WHAT IS NEEDED
Carry none of the pictures over; write out the complete data exactly.

########

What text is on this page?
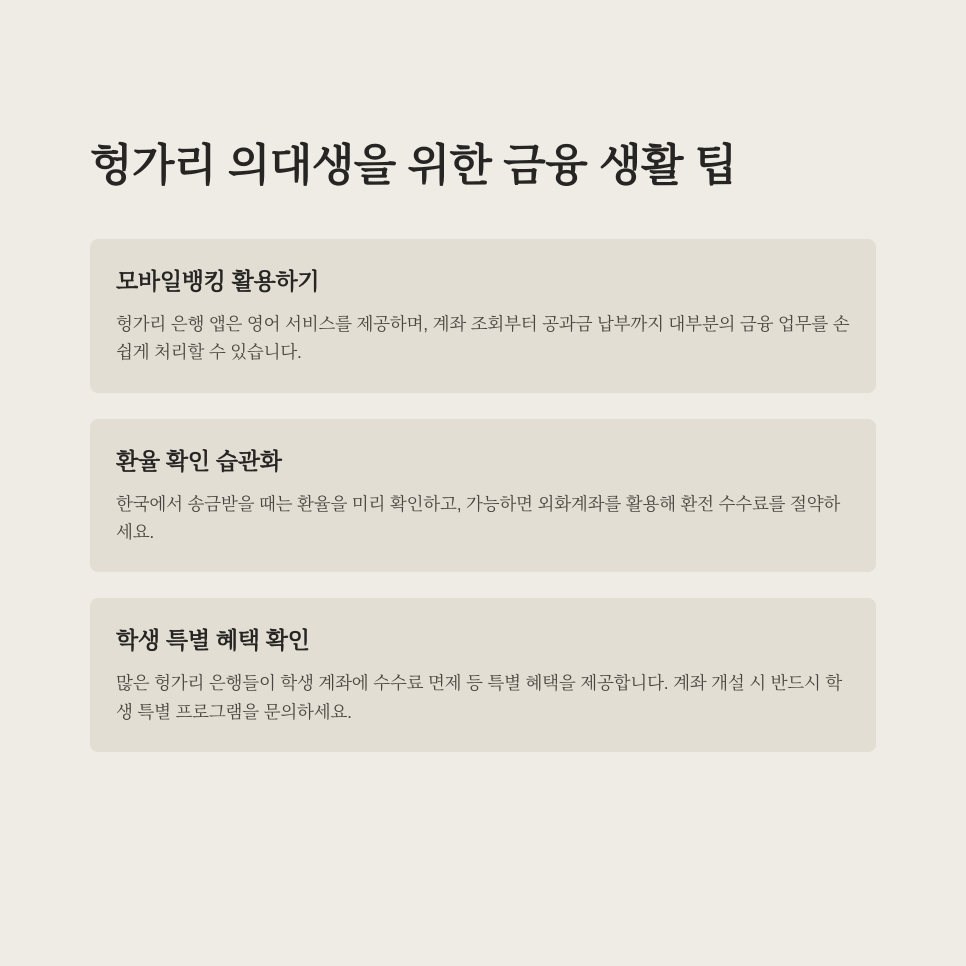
헝가리 의대생을 위한 금융 생활 팁
모바일뱅킹 활용하기

헝가리 은행 앱은 영어 서비스를 제공하며, 계좌 조회부터 공과금 납부까지 대부분의 금융 업무를 손쉽게 처리할 수 있습니다.

환율 확인 습관화

한국에서 송금받을 때는 환율을 미리 확인하고, 가능하면 외화계좌를 활용해 환전 수수료를 절약하세요.

학생 특별 혜택 확인

많은 헝가리 은행들이 학생 계좌에 수수료 면제 등 특별 혜택을 제공합니다. 계좌 개설 시 반드시 학생 특별 프로그램을 문의하세요.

########

WRITTEN RESPONSE
What text is on this page?
헝가리 의대생을 위한 금융 생활 팁
모바일뱅킹 활용하기

헝가리 은행 앱은 영어 서비스를 제공하며, 계좌 조회부터 공과금 납부까지 대부분의 금융 업무를 손쉽게 처리할 수 있습니다.

환율 확인 습관화

한국에서 송금받을 때는 환율을 미리 확인하고, 가능하면 외화계좌를 활용해 환전 수수료를 절약하세요.

학생 특별 혜택 확인

많은 헝가리 은행들이 학생 계좌에 수수료 면제 등 특별 혜택을 제공합니다. 계좌 개설 시 반드시 학생 특별 프로그램을 문의하세요.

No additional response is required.